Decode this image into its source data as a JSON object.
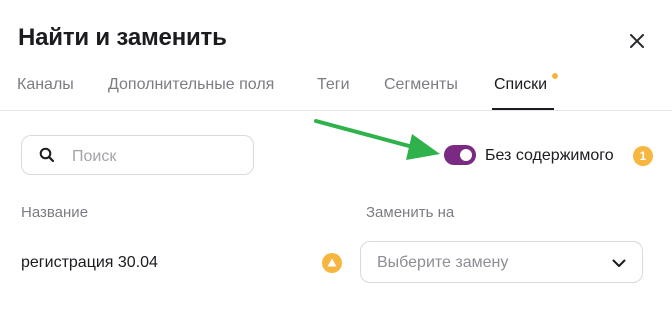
{
  "dialog": {
    "title": "Найти и заменить"
  },
  "tabs": [
    {
      "label": "Каналы"
    },
    {
      "label": "Дополнительные поля"
    },
    {
      "label": "Теги"
    },
    {
      "label": "Сегменты"
    },
    {
      "label": "Списки",
      "active": true
    }
  ],
  "search": {
    "placeholder": "Поиск",
    "value": ""
  },
  "filter": {
    "label": "Без содержимого",
    "enabled": true,
    "count": "1"
  },
  "columns": {
    "name": "Название",
    "replace": "Заменить на"
  },
  "rows": [
    {
      "name": "регистрация 30.04",
      "replace_placeholder": "Выберите замену"
    }
  ],
  "colors": {
    "toggle_on": "#7a2a82",
    "badge": "#f6b640",
    "arrow": "#2fb24b"
  },
  "icons": {
    "close": "close-icon",
    "search": "search-icon",
    "warning": "warning-icon",
    "chevron": "chevron-down-icon",
    "arrow": "arrow-icon"
  }
}
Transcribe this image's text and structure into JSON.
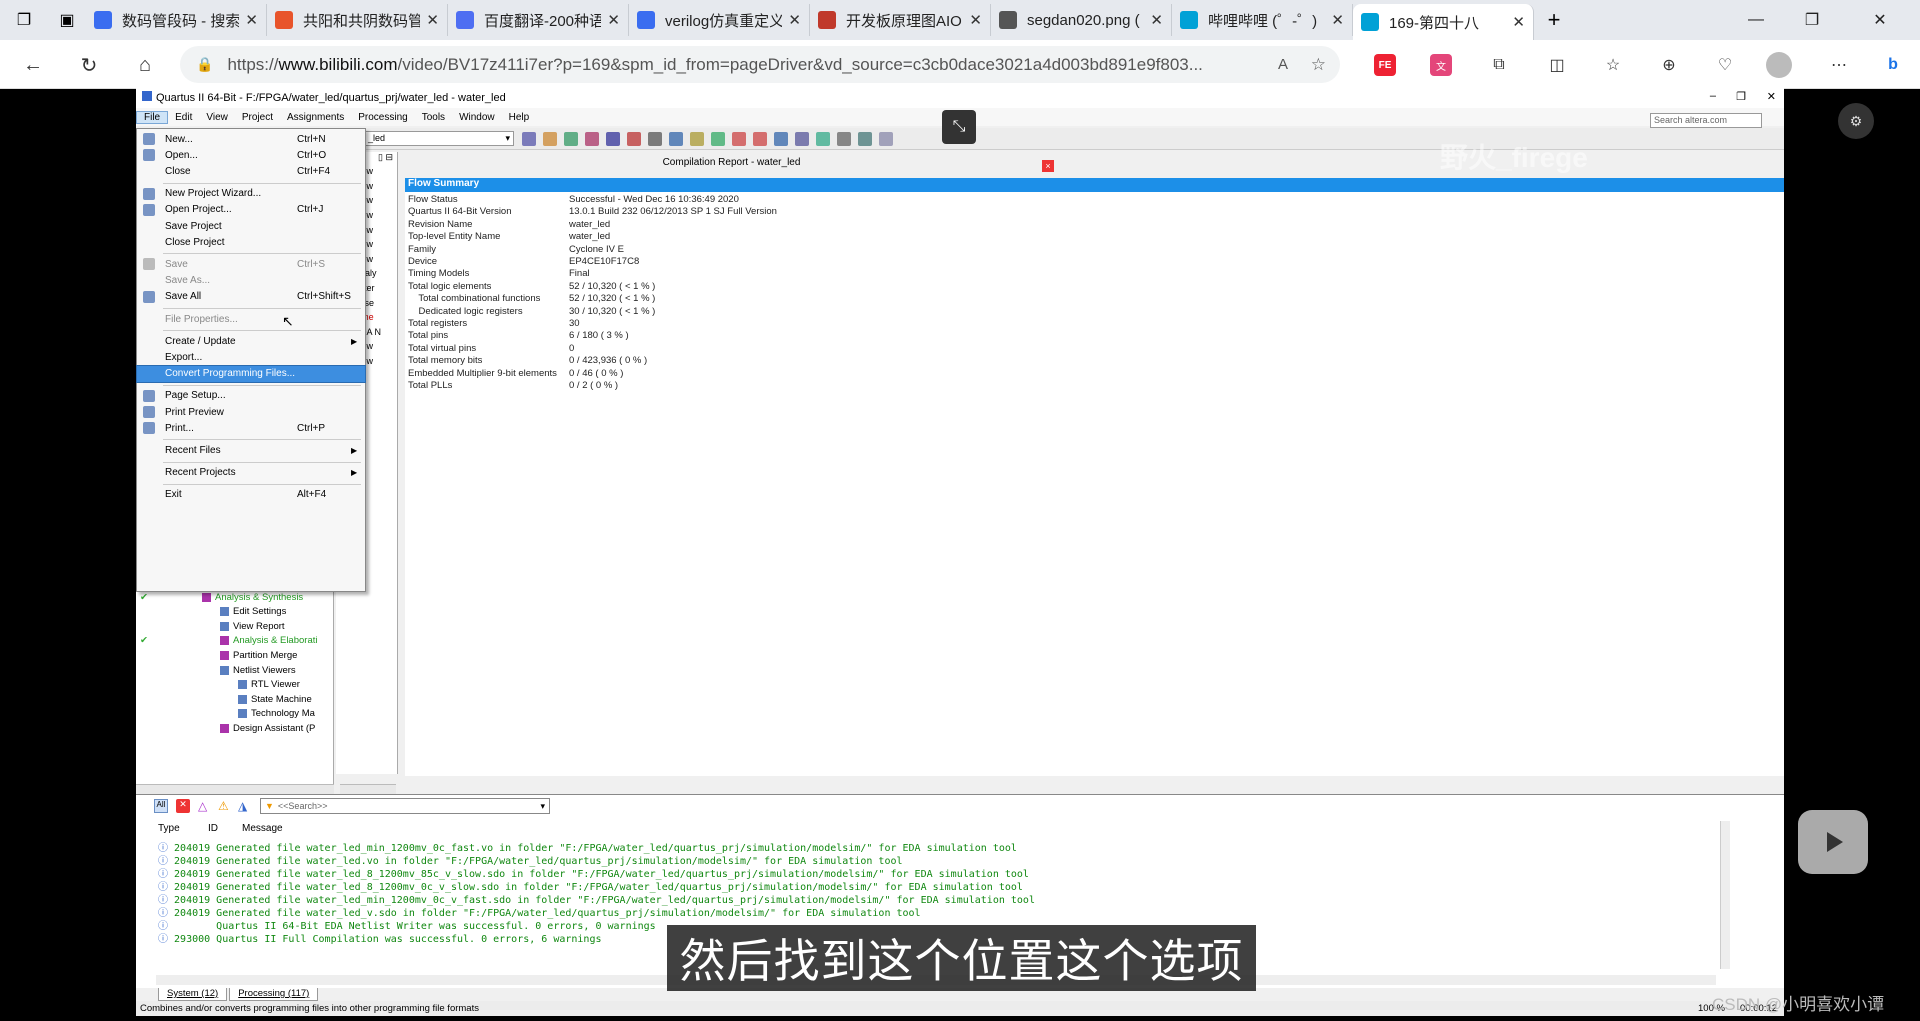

##############################

_Exercise_. Go through the entries above and output them exactly, without pictures.

_Complete output_.
Decode this image into its source data as a JSON object.
{
  "dialog": {
    "title": "Найти и заменить"
  },
  "tabs": [
    {
      "label": "Каналы"
    },
    {
      "label": "Дополнительные поля"
    },
    {
      "label": "Теги"
    },
    {
      "label": "Сегменты"
    },
    {
      "label": "Списки",
      "active": true
    }
  ],
  "search": {
    "placeholder": "Поиск",
    "value": ""
  },
  "filter": {
    "label": "Без содержимого",
    "enabled": true,
    "count": "1"
  },
  "columns": {
    "name": "Название",
    "replace": "Заменить на"
  },
  "rows": [
    {
      "name": "регистрация 30.04",
      "replace_placeholder": "Выберите замену"
    }
  ],
  "colors": {
    "toggle_on": "#7a2a82",
    "badge": "#f6b640",
    "arrow": "#2fb24b"
  },
  "icons": {
    "close": "close-icon",
    "search": "search-icon",
    "warning": "warning-icon",
    "chevron": "chevron-down-icon",
    "arrow": "arrow-icon"
  }
}
Transcribe this image's text and structure into JSON.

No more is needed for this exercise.